[begin Data section]

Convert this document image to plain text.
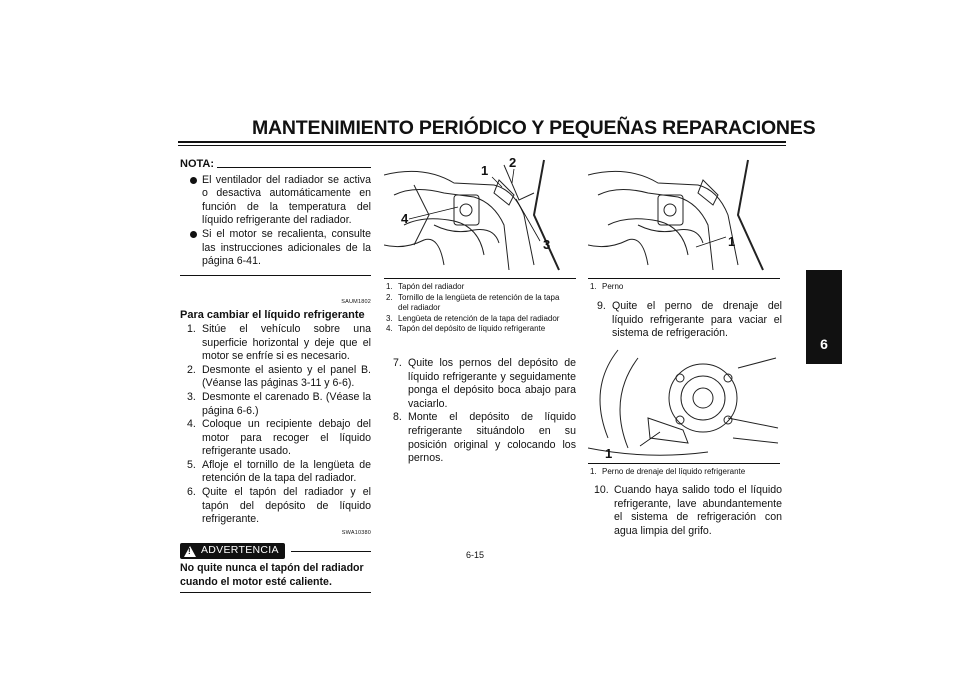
MANTENIMIENTO PERIÓDICO Y PEQUEÑAS REPARACIONES
6
NOTA:
El ventilador del radiador se activa o desactiva automáticamente en función de la temperatura del líquido refrigerante del radiador.
Si el motor se recalienta, consulte las instrucciones adicionales de la página 6-41.
SAUM1802
Para cambiar el líquido refrigerante
1. Sitúe el vehículo sobre una superficie horizontal y deje que el motor se enfríe si es necesario.
2. Desmonte el asiento y el panel B. (Véanse las páginas 3-11 y 6-6).
3. Desmonte el carenado B. (Véase la página 6-6.)
4. Coloque un recipiente debajo del motor para recoger el líquido refrigerante usado.
5. Afloje el tornillo de la lengüeta de retención de la tapa del radiador.
6. Quite el tapón del radiador y el tapón del depósito de líquido refrigerante.
SWA10380
! ADVERTENCIA
No quite nunca el tapón del radiador cuando el motor esté caliente.
1
2
3
4
1. Tapón del radiador
2. Tornillo de la lengüeta de retención de la tapa del radiador
3. Lengüeta de retención de la tapa del radiador
4. Tapón del depósito de líquido refrigerante
7. Quite los pernos del depósito de líquido refrigerante y seguidamente ponga el depósito boca abajo para vaciarlo.
8. Monte el depósito de líquido refrigerante situándolo en su posición original y colocando los pernos.
1
1. Perno
9. Quite el perno de drenaje del líquido refrigerante para vaciar el sistema de refrigeración.
1
1. Perno de drenaje del líquido refrigerante
10. Cuando haya salido todo el líquido refrigerante, lave abundantemente el sistema de refrigeración con agua limpia del grifo.
6-15
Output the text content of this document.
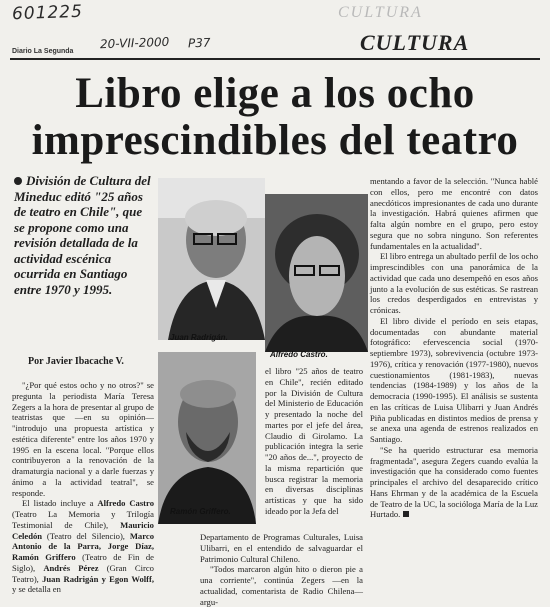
601225
20-VII-2000 P37
CULTURA
Diario La Segunda	CULTURA
Libro elige a los ocho imprescindibles del teatro
División de Cultura del Mineduc editó "25 años de teatro en Chile", que se propone como una revisión detallada de la actividad escénica ocurrida en Santiago entre 1970 y 1995.
Por Javier Ibacache V.

"¿Por qué estos ocho y no otros?" se pregunta la periodista María Teresa Zegers a la hora de presentar al grupo de teatristas que —en su opinión— "introdujo una propuesta artística y estética diferente" entre los años 1970 y 1995 en la escena local. "Porque ellos contribuyeron a la renovación de la dramaturgia nacional y a darle fuerzas y ánimo a la actividad teatral", se responde.

El listado incluye a Alfredo Castro (Teatro La Memoria y Trilogía Testimonial de Chile), Mauricio Celedón (Teatro del Silencio), Marco Antonio de la Parra, Jorge Díaz, Ramón Griffero (Teatro de Fin de Siglo), Andrés Pérez (Gran Circo Teatro), Juan Radrigán y Egon Wolff, y se detalla en

Juan Radrigán.
Alfredo Castro.
Ramón Griffero.

el libro "25 años de teatro en Chile", recién editado por la División de Cultura del Ministerio de Educación y presentado la noche del martes por el jefe del área, Claudio di Girolamo. La publicación integra la serie "20 años de...", proyecto de la misma repartición que busca registrar la memoria en diversas disciplinas artísticas y que ha sido ideado por la Jefa del

Departamento de Programas Culturales, Luisa Ulibarri, en el entendido de salvaguardar el Patrimonio Cultural Chileno.

"Todos marcaron algún hito o dieron pie a una corriente", continúa Zegers —en la actualidad, comentarista de Radio Chilena— argu-

mentando a favor de la selección. "Nunca hablé con ellos, pero me encontré con datos anecdóticos impresionantes de cada uno durante la investigación. Habrá quienes afirmen que falta algún nombre en el grupo, pero estoy segura que no sobra ninguno. Son referentes fundamentales en la actualidad".

El libro entrega un abultado perfil de los ocho imprescindibles con una panorámica de la actividad que cada uno desempeñó en esos años junto a la evolución de sus estéticas. Se rastrean los credos desperdigados en entrevistas y crónicas.

El libro divide el período en seis etapas, documentadas con abundante material fotográfico: efervescencia social (1970-septiembre 1973), sobrevivencia (octubre 1973-1976), crítica y renovación (1977-1980), nuevos cuestionamientos (1981-1983), nuevas tendencias (1984-1989) y los años de la democracia (1990-1995). El análisis se sustenta en las críticas de Luisa Ulibarri y Juan Andrés Piña publicadas en distintos medios de prensa y se anexa una agenda de estrenos realizados en Santiago.

"Se ha querido estructurar esa memoria fragmentada", asegura Zegers cuando evalúa la investigación que ha considerado como fuentes principales el archivo del desaparecido crítico Hans Ehrman y de la académica de la Escuela de Teatro de la UC, la socióloga María de la Luz Hurtado.
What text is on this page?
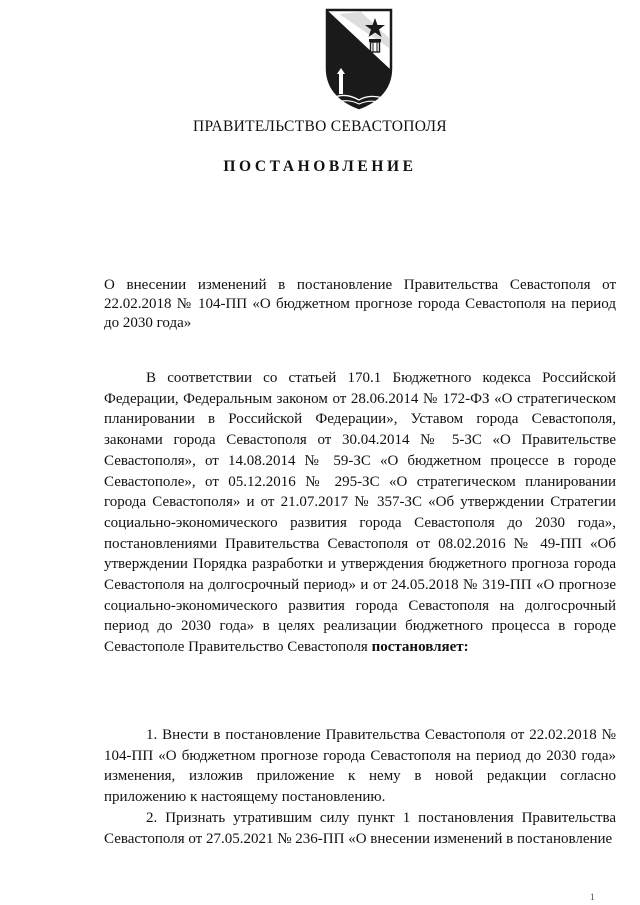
ПРАВИТЕЛЬСТВО СЕВАСТОПОЛЯ
ПОСТАНОВЛЕНИЕ
О внесении изменений в постановление Правительства Севастополя от 22.02.2018 № 104-ПП «О бюджетном прогнозе города Севастополя на период до 2030 года»
В соответствии со статьей 170.1 Бюджетного кодекса Российской Федерации, Федеральным законом от 28.06.2014 № 172-ФЗ «О стратегическом планировании в Российской Федерации», Уставом города Севастополя, законами города Севастополя от 30.04.2014 № 5-ЗС «О Правительстве Севастополя», от 14.08.2014 № 59-ЗС «О бюджетном процессе в городе Севастополе», от 05.12.2016 № 295-ЗС «О стратегическом планировании города Севастополя» и от 21.07.2017 № 357-ЗС «Об утверждении Стратегии социально-экономического развития города Севастополя до 2030 года», постановлениями Правительства Севастополя от 08.02.2016 № 49-ПП «Об утверждении Порядка разработки и утверждения бюджетного прогноза города Севастополя на долгосрочный период» и от 24.05.2018 № 319-ПП «О прогнозе социально-экономического развития города Севастополя на долгосрочный период до 2030 года» в целях реализации бюджетного процесса в городе Севастополе Правительство Севастополя постановляет:
1. Внести в постановление Правительства Севастополя от 22.02.2018 № 104-ПП «О бюджетном прогнозе города Севастополя на период до 2030 года» изменения, изложив приложение к нему в новой редакции согласно приложению к настоящему постановлению.
2. Признать утратившим силу пункт 1 постановления Правительства Севастополя от 27.05.2021 № 236-ПП «О внесении изменений в постановление
1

[end Data section]

Repeat the data exactly, dropping every picture it holds.

Task response:
Convert this document image to plain text.
MANTENIMIENTO PERIÓDICO Y PEQUEÑAS REPARACIONES
6
NOTA:
El ventilador del radiador se activa o desactiva automáticamente en función de la temperatura del líquido refrigerante del radiador.
Si el motor se recalienta, consulte las instrucciones adicionales de la página 6-41.
SAUM1802
Para cambiar el líquido refrigerante
1. Sitúe el vehículo sobre una superficie horizontal y deje que el motor se enfríe si es necesario.
2. Desmonte el asiento y el panel B. (Véanse las páginas 3-11 y 6-6).
3. Desmonte el carenado B. (Véase la página 6-6.)
4. Coloque un recipiente debajo del motor para recoger el líquido refrigerante usado.
5. Afloje el tornillo de la lengüeta de retención de la tapa del radiador.
6. Quite el tapón del radiador y el tapón del depósito de líquido refrigerante.
SWA10380
! ADVERTENCIA
No quite nunca el tapón del radiador cuando el motor esté caliente.
1
2
3
4
1. Tapón del radiador
2. Tornillo de la lengüeta de retención de la tapa del radiador
3. Lengüeta de retención de la tapa del radiador
4. Tapón del depósito de líquido refrigerante
7. Quite los pernos del depósito de líquido refrigerante y seguidamente ponga el depósito boca abajo para vaciarlo.
8. Monte el depósito de líquido refrigerante situándolo en su posición original y colocando los pernos.
1
1. Perno
9. Quite el perno de drenaje del líquido refrigerante para vaciar el sistema de refrigeración.
1
1. Perno de drenaje del líquido refrigerante
10. Cuando haya salido todo el líquido refrigerante, lave abundantemente el sistema de refrigeración con agua limpia del grifo.
6-15
Output the text content of this document.
601225
20-VII-2000 P37
CULTURA
Diario La Segunda	CULTURA
Libro elige a los ocho imprescindibles del teatro
División de Cultura del Mineduc editó "25 años de teatro en Chile", que se propone como una revisión detallada de la actividad escénica ocurrida en Santiago entre 1970 y 1995.
Por Javier Ibacache V.

"¿Por qué estos ocho y no otros?" se pregunta la periodista María Teresa Zegers a la hora de presentar al grupo de teatristas que —en su opinión— "introdujo una propuesta artística y estética diferente" entre los años 1970 y 1995 en la escena local. "Porque ellos contribuyeron a la renovación de la dramaturgia nacional y a darle fuerzas y ánimo a la actividad teatral", se responde.

El listado incluye a Alfredo Castro (Teatro La Memoria y Trilogía Testimonial de Chile), Mauricio Celedón (Teatro del Silencio), Marco Antonio de la Parra, Jorge Díaz, Ramón Griffero (Teatro de Fin de Siglo), Andrés Pérez (Gran Circo Teatro), Juan Radrigán y Egon Wolff, y se detalla en

Juan Radrigán.
Alfredo Castro.
Ramón Griffero.

el libro "25 años de teatro en Chile", recién editado por la División de Cultura del Ministerio de Educación y presentado la noche del martes por el jefe del área, Claudio di Girolamo. La publicación integra la serie "20 años de...", proyecto de la misma repartición que busca registrar la memoria en diversas disciplinas artísticas y que ha sido ideado por la Jefa del

Departamento de Programas Culturales, Luisa Ulibarri, en el entendido de salvaguardar el Patrimonio Cultural Chileno.

"Todos marcaron algún hito o dieron pie a una corriente", continúa Zegers —en la actualidad, comentarista de Radio Chilena— argu-

mentando a favor de la selección. "Nunca hablé con ellos, pero me encontré con datos anecdóticos impresionantes de cada uno durante la investigación. Habrá quienes afirmen que falta algún nombre en el grupo, pero estoy segura que no sobra ninguno. Son referentes fundamentales en la actualidad".

El libro entrega un abultado perfil de los ocho imprescindibles con una panorámica de la actividad que cada uno desempeñó en esos años junto a la evolución de sus estéticas. Se rastrean los credos desperdigados en entrevistas y crónicas.

El libro divide el período en seis etapas, documentadas con abundante material fotográfico: efervescencia social (1970-septiembre 1973), sobrevivencia (octubre 1973-1976), crítica y renovación (1977-1980), nuevos cuestionamientos (1981-1983), nuevas tendencias (1984-1989) y los años de la democracia (1990-1995). El análisis se sustenta en las críticas de Luisa Ulibarri y Juan Andrés Piña publicadas en distintos medios de prensa y se anexa una agenda de estrenos realizados en Santiago.

"Se ha querido estructurar esa memoria fragmentada", asegura Zegers cuando evalúa la investigación que ha considerado como fuentes principales el archivo del desaparecido crítico Hans Ehrman y de la académica de la Escuela de Teatro de la UC, la socióloga María de la Luz Hurtado.
What text is on this page?
ПРАВИТЕЛЬСТВО СЕВАСТОПОЛЯ
ПОСТАНОВЛЕНИЕ
О внесении изменений в постановление Правительства Севастополя от 22.02.2018 № 104-ПП «О бюджетном прогнозе города Севастополя на период до 2030 года»
В соответствии со статьей 170.1 Бюджетного кодекса Российской Федерации, Федеральным законом от 28.06.2014 № 172-ФЗ «О стратегическом планировании в Российской Федерации», Уставом города Севастополя, законами города Севастополя от 30.04.2014 № 5-ЗС «О Правительстве Севастополя», от 14.08.2014 № 59-ЗС «О бюджетном процессе в городе Севастополе», от 05.12.2016 № 295-ЗС «О стратегическом планировании города Севастополя» и от 21.07.2017 № 357-ЗС «Об утверждении Стратегии социально-экономического развития города Севастополя до 2030 года», постановлениями Правительства Севастополя от 08.02.2016 № 49-ПП «Об утверждении Порядка разработки и утверждения бюджетного прогноза города Севастополя на долгосрочный период» и от 24.05.2018 № 319-ПП «О прогнозе социально-экономического развития города Севастополя на долгосрочный период до 2030 года» в целях реализации бюджетного процесса в городе Севастополе Правительство Севастополя постановляет:
1. Внести в постановление Правительства Севастополя от 22.02.2018 № 104-ПП «О бюджетном прогнозе города Севастополя на период до 2030 года» изменения, изложив приложение к нему в новой редакции согласно приложению к настоящему постановлению.
2. Признать утратившим силу пункт 1 постановления Правительства Севастополя от 27.05.2021 № 236-ПП «О внесении изменений в постановление
1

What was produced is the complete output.